_SET EXERCISE 1:_
Using the documentation on proof types below, decide whether each statement agrees with it. Answer yes or no for each, quoting the deciding words exactly. (a) A ProofOfInclusion is valid only when the key is present in the trie. (b) A ProofOfPath can also prove that some key is absent. (c) The Domain field of TrustedSetup is marked as persistent.

■ ■ ■ ■ ■ ■ ■

ProofOfInclusion is valid only if the key is present in the trie.

func ProofOfInclusionFromBytes

func ProofOfInclusionFromBytes(data []byte) (*ProofOfInclusion, error)

func (*ProofOfInclusion) Bytes

func (p *ProofOfInclusion) Bytes() []byte

func (*ProofOfInclusion) Read

func (p *ProofOfInclusion) Read(r io.Reader) error

func (*ProofOfInclusion) String

func (p *ProofOfInclusion) String() string

func (*ProofOfInclusion) Validate

func (p *ProofOfInclusion) Validate(root trie.VCommitment, value ...[]byte) error

Validate check the proof against the provided root commitments if 'value' is specified, checks if commitment to that value is the terminal of the last element in path

func (*ProofOfInclusion) Write

func (p *ProofOfInclusion) Write(w io.Writer) error

type ProofOfPath

type ProofOfPath struct {
}

ProofOfPath is a proof of some existing path in the state, which also proves absence of some key

type TrustedSetup

type TrustedSetup struct {
	Suite         *bn256.Suite
	D             uint16
	Omega         kyber.Scalar  // persistent
	LagrangeBasis []kyber.Point // persistent. TLi = [l<i>(secret)]1
	Diff2         []kyber.Point // persistent
	// auxiliary, precalculated values
	Domain        []kyber.Scalar // non-persistent. if omega != 0, domain_i =  omega^i, otherwise domain_i = i.
	AprimeDomainI []kyber.Scalar // A'(i)

■ ■ ■ ■ ■ ■ ■

_SET EXERCISE 2:_
From the entries below, reproduce word for word the lines starting at the line that contains "ruler-tick [154,35,155,47]" and ending at the line that contains "window-layout-icon[interactable]: ⧉▾ [561,3,571,14]".

Dataset items:

■ ■ ■ ■ ■ ■ ■

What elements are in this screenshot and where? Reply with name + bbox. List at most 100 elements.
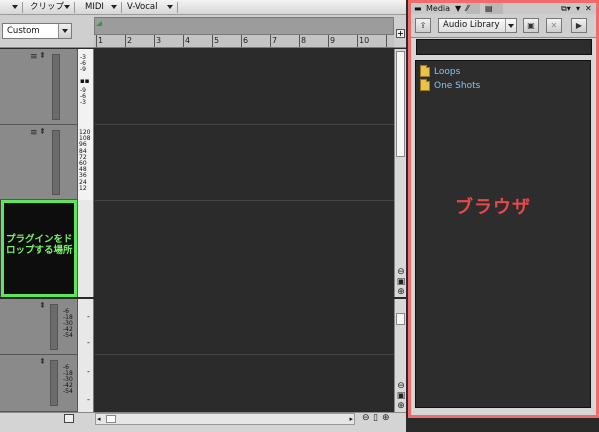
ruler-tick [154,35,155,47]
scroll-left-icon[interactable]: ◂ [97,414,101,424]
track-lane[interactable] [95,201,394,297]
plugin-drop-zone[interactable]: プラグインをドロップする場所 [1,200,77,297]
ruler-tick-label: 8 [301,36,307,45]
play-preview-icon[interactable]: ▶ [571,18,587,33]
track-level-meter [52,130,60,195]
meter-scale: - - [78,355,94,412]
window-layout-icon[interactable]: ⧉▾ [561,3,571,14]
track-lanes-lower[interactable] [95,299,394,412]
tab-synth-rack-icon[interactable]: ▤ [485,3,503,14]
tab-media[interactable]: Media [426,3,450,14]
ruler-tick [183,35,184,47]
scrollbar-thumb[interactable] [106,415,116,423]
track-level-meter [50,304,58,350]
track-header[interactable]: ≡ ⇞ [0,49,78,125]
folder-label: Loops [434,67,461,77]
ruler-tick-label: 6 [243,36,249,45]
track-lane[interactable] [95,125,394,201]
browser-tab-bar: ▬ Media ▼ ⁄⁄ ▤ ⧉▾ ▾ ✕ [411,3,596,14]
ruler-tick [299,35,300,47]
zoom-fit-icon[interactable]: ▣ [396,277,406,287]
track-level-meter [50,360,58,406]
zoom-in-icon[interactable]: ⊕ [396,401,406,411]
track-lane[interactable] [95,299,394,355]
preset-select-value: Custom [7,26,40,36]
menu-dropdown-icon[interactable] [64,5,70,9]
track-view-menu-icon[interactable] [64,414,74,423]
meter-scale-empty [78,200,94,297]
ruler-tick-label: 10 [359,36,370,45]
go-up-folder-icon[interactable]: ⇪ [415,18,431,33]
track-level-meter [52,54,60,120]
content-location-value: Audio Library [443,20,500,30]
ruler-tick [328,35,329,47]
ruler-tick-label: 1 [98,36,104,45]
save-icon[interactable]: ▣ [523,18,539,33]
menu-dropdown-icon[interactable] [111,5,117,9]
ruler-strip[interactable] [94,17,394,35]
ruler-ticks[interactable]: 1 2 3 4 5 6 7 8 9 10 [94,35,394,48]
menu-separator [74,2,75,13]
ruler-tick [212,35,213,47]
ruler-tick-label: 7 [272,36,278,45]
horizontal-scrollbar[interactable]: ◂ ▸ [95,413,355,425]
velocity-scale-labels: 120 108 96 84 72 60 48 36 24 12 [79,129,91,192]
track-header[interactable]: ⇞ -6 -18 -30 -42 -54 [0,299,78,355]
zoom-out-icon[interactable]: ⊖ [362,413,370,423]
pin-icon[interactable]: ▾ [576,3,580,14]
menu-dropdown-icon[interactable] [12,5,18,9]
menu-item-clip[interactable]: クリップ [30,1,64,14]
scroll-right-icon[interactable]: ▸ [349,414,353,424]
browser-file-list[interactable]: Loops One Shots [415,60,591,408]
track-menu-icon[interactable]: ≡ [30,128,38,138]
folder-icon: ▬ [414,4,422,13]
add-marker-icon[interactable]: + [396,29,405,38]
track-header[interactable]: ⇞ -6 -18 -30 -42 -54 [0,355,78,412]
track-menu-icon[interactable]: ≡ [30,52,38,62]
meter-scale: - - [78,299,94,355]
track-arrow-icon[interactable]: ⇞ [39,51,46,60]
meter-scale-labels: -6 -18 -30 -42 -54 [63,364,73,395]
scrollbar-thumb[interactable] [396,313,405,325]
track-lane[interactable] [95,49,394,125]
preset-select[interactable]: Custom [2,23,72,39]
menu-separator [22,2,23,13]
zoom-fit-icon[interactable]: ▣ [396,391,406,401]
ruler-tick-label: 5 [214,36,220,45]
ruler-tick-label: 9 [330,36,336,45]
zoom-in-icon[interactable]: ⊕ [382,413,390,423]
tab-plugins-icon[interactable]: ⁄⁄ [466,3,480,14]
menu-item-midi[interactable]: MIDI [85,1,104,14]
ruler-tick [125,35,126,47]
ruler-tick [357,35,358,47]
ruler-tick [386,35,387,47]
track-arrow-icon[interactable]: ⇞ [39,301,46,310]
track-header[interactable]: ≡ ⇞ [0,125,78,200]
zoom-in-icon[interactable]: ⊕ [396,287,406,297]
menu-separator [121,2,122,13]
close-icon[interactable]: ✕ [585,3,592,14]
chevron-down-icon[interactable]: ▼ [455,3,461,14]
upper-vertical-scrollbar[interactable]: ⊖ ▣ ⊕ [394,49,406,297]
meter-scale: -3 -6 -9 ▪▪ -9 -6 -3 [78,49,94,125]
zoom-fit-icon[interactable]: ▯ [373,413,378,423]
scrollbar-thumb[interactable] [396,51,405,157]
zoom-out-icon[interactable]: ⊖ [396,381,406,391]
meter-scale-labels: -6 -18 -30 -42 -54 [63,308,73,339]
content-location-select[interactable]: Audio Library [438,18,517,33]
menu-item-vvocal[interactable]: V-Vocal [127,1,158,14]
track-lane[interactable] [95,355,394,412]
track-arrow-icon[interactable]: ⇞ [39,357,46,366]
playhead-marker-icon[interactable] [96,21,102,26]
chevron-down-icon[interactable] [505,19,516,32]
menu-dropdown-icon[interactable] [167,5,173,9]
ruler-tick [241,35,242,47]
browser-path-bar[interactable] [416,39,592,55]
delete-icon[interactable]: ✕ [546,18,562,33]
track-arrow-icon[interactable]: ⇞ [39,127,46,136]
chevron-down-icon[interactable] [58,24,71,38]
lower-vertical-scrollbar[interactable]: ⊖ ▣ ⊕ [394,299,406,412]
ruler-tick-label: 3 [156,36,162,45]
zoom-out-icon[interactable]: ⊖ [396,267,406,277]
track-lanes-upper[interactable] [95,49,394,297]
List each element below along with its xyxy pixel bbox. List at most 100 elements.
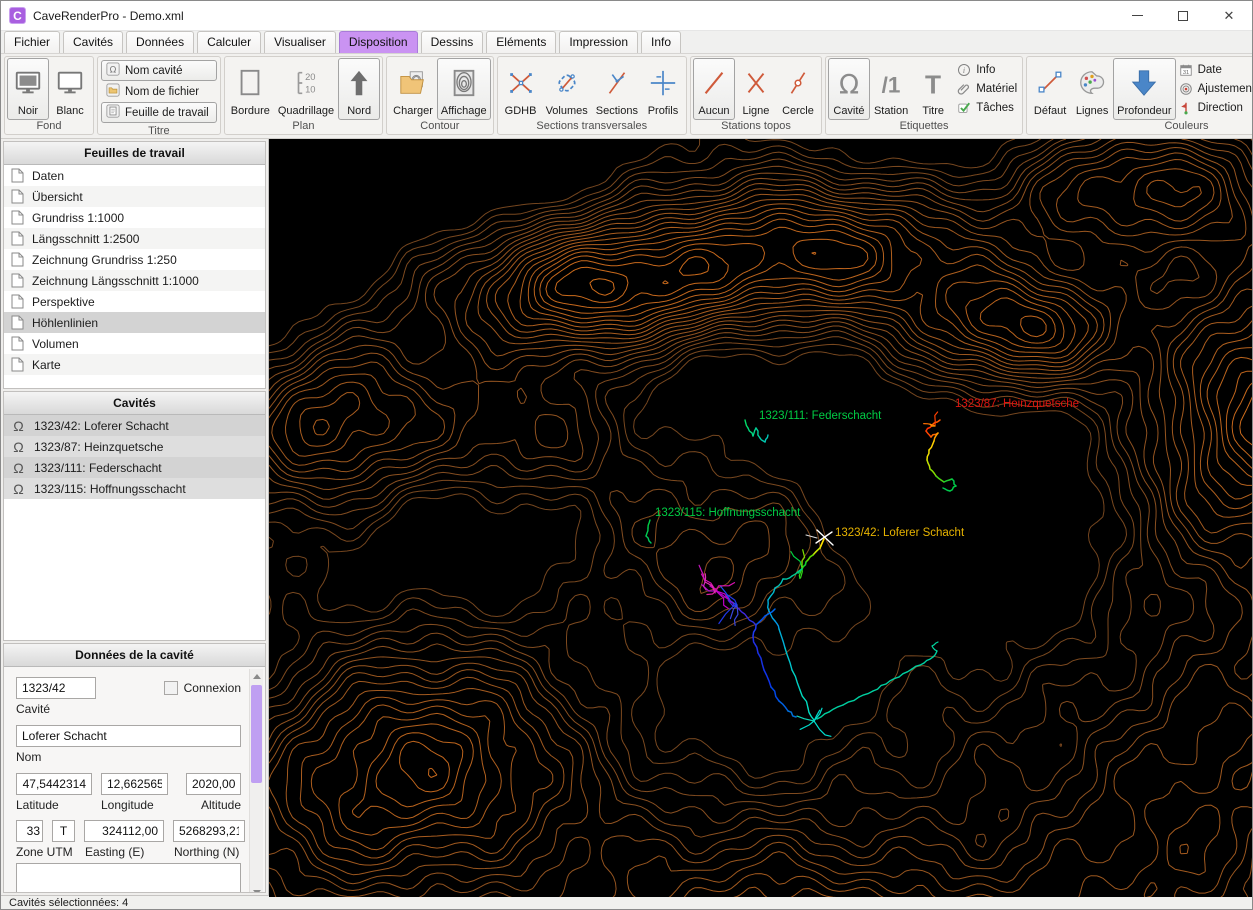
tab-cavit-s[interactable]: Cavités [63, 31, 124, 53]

■ ■ ■ ■ ■ ■ ■

_TASK RESPONSE 1:_
(a) Yes: "ProofOfInclusion is valid only if the key is present in the trie."
(b) Yes: "which also proves absence of some key"
(c) No: "// non-persistent."

_TASK RESPONSE 2:_
ruler-tick [154,35,155,47]
scroll-left-icon[interactable]: ◂ [97,414,101,424]
track-lane[interactable] [95,201,394,297]
plugin-drop-zone[interactable]: プラグインをドロップする場所 [1,200,77,297]
ruler-tick-label: 8 [301,36,307,45]
play-preview-icon[interactable]: ▶ [571,18,587,33]
track-level-meter [52,130,60,195]
meter-scale: - - [78,355,94,412]
window-layout-icon[interactable]: ⧉▾ [561,3,571,14]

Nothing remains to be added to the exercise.